> [Recorded data]:
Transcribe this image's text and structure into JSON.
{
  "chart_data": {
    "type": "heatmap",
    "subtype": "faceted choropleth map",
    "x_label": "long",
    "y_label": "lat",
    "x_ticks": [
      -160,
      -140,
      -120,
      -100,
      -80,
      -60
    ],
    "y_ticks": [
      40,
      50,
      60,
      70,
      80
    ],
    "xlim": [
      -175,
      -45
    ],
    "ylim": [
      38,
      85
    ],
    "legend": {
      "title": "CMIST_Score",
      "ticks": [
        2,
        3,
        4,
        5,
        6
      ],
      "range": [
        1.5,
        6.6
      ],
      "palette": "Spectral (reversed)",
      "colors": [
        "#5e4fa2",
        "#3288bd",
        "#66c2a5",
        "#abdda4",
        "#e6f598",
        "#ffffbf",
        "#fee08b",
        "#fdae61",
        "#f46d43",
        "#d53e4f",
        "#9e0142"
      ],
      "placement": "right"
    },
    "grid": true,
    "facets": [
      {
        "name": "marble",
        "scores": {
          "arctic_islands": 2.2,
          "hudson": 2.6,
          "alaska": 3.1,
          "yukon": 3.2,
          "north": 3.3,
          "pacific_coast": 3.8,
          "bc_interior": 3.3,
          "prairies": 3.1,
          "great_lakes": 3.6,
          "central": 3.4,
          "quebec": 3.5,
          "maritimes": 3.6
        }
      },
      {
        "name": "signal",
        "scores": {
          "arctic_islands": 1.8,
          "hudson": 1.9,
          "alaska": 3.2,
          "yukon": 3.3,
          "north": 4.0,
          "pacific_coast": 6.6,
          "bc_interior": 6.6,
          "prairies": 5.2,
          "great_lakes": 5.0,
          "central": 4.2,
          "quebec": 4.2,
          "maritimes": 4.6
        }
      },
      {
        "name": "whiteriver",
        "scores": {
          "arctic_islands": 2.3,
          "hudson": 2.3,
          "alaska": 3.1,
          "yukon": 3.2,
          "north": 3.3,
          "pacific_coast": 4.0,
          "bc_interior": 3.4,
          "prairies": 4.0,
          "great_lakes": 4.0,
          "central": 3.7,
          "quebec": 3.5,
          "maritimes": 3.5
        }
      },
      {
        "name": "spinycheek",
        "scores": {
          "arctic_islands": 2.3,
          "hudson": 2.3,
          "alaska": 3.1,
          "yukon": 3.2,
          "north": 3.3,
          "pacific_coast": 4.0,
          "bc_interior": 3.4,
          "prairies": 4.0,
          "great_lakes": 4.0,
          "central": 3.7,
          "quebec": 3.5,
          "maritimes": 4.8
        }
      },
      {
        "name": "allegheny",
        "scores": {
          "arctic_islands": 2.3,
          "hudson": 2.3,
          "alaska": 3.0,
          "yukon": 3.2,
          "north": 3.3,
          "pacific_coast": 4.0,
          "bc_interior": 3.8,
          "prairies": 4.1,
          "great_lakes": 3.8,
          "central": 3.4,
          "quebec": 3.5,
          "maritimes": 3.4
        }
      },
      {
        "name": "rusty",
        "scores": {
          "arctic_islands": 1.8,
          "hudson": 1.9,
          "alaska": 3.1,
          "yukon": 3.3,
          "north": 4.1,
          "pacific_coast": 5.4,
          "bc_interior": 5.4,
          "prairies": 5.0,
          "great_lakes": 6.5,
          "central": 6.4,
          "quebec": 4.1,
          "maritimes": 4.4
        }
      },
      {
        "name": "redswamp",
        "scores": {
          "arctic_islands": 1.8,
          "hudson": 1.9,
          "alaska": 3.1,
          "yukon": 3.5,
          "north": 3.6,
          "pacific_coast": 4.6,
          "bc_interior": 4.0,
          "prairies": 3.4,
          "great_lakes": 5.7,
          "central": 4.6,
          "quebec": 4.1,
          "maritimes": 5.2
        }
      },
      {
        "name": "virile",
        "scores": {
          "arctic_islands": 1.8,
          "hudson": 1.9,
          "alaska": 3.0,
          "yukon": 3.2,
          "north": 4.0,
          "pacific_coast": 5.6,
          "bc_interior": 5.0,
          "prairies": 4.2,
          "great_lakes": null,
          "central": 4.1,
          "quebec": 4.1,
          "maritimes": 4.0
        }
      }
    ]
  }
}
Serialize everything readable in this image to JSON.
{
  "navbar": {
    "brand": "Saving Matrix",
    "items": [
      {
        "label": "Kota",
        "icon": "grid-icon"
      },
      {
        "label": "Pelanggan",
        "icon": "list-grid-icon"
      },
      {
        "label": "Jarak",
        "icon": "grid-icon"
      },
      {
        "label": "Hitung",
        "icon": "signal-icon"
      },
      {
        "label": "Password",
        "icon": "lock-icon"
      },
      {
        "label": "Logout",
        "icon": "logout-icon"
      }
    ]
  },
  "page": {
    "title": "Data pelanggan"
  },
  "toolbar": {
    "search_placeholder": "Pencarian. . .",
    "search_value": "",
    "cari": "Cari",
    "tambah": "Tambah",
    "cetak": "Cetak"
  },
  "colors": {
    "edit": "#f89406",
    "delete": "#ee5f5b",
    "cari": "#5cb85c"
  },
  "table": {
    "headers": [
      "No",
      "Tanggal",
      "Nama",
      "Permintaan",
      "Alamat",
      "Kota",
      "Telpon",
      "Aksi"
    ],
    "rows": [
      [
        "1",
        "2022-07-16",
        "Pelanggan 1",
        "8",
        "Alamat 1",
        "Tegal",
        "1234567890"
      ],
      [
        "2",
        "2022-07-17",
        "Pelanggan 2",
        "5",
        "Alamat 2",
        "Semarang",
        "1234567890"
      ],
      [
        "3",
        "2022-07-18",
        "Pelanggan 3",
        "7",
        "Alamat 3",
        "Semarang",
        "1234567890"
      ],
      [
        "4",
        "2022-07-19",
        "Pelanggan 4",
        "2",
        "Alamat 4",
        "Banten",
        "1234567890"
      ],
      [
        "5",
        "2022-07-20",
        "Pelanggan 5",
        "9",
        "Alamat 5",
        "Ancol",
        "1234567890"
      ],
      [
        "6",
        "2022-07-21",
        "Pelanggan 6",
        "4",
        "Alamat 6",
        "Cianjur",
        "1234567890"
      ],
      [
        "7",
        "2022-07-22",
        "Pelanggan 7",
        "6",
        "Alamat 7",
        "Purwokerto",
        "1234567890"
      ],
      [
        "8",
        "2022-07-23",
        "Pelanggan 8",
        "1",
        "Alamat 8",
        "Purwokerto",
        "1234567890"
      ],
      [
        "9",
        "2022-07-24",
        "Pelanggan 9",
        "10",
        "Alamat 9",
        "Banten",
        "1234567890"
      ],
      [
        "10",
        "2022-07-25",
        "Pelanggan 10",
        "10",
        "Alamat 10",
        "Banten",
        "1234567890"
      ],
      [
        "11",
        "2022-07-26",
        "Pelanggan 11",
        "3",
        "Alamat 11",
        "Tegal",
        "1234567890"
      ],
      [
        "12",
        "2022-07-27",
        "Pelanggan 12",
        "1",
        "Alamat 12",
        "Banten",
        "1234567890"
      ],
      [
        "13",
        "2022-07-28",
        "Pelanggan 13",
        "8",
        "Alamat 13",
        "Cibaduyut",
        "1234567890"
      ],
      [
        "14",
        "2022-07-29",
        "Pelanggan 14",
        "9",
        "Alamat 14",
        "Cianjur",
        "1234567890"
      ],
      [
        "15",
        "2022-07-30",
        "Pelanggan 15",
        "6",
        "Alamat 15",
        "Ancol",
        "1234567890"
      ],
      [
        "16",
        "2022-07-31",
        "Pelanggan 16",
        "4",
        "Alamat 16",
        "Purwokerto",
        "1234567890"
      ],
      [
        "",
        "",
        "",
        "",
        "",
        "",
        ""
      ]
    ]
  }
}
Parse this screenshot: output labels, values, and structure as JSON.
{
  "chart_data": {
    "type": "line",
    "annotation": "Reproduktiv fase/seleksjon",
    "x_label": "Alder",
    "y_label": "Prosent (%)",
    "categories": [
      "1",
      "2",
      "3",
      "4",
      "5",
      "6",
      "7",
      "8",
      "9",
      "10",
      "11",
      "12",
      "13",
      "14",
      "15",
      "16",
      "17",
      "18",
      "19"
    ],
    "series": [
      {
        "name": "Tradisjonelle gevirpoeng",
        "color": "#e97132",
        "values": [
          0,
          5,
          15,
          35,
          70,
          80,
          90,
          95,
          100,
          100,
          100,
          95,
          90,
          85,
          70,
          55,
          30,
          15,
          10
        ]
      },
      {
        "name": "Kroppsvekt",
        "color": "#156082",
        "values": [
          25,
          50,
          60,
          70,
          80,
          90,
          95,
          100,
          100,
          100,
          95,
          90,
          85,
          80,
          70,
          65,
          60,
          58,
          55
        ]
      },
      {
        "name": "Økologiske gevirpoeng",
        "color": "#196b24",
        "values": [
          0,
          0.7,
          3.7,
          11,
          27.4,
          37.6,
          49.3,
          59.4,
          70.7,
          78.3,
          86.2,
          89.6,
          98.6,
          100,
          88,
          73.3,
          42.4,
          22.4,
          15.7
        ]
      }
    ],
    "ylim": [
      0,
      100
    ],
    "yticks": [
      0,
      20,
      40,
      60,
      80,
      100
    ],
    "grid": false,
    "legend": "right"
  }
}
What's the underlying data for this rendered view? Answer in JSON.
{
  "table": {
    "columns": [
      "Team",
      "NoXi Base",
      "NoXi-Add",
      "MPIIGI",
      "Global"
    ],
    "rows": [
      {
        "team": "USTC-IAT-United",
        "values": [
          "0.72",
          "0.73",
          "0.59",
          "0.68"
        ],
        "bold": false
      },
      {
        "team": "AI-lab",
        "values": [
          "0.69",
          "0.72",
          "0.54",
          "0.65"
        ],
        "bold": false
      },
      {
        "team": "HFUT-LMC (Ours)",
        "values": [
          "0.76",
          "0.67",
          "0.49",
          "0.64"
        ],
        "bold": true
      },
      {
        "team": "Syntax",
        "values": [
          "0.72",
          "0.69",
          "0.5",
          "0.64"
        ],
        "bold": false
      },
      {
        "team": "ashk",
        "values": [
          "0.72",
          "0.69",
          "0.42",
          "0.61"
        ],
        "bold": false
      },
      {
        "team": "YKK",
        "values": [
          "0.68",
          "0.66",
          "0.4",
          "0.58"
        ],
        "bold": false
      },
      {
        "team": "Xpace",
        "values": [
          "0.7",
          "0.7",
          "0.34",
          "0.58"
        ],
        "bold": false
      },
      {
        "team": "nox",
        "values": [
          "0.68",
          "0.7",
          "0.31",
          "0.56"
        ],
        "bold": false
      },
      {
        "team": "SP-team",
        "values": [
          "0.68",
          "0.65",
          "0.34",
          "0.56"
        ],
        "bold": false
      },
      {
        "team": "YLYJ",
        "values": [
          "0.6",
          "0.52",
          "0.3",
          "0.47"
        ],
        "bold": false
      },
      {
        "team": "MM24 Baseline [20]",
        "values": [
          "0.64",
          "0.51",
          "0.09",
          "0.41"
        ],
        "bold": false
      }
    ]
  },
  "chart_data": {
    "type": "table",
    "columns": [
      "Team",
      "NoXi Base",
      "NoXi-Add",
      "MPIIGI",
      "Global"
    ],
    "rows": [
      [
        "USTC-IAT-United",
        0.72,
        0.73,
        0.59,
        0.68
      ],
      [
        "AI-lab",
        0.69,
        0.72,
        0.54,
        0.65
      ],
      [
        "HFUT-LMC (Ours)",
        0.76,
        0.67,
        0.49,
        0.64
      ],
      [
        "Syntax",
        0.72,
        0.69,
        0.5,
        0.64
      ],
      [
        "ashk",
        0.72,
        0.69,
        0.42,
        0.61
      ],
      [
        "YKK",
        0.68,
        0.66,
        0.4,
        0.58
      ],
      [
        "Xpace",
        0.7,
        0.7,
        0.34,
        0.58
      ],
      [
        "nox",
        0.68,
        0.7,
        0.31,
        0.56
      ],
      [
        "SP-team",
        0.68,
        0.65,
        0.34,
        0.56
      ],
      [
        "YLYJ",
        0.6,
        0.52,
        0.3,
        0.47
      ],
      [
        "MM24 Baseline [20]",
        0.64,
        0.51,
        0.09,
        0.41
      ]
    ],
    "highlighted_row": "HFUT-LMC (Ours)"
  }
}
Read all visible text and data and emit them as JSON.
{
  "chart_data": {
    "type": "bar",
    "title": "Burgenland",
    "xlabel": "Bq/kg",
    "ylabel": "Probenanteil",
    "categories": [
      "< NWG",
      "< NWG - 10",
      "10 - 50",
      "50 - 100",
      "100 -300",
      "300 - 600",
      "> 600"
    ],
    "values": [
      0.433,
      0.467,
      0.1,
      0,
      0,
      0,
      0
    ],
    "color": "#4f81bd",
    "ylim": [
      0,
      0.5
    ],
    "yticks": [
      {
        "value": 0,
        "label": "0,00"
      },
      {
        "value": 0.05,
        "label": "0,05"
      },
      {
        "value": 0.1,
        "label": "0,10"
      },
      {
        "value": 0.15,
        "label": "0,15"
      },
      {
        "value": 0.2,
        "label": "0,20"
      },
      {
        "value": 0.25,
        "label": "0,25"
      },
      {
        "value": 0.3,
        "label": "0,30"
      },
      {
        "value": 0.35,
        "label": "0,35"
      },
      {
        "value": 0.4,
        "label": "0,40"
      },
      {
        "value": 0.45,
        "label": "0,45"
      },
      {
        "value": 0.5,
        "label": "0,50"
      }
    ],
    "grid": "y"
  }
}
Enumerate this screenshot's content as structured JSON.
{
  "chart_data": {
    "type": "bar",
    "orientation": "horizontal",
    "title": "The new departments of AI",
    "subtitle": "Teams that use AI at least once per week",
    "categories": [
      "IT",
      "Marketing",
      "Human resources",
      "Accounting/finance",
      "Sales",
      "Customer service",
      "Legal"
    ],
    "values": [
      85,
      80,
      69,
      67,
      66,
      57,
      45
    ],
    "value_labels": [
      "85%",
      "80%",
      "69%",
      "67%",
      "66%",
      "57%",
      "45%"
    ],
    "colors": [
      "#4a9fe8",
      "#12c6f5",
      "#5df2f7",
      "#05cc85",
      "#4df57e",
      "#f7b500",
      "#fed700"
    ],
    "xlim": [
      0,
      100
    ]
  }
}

> [Exercise details]: Of the lines above, how many include the word "United"? Reply with the number only.

> [Task output]: 2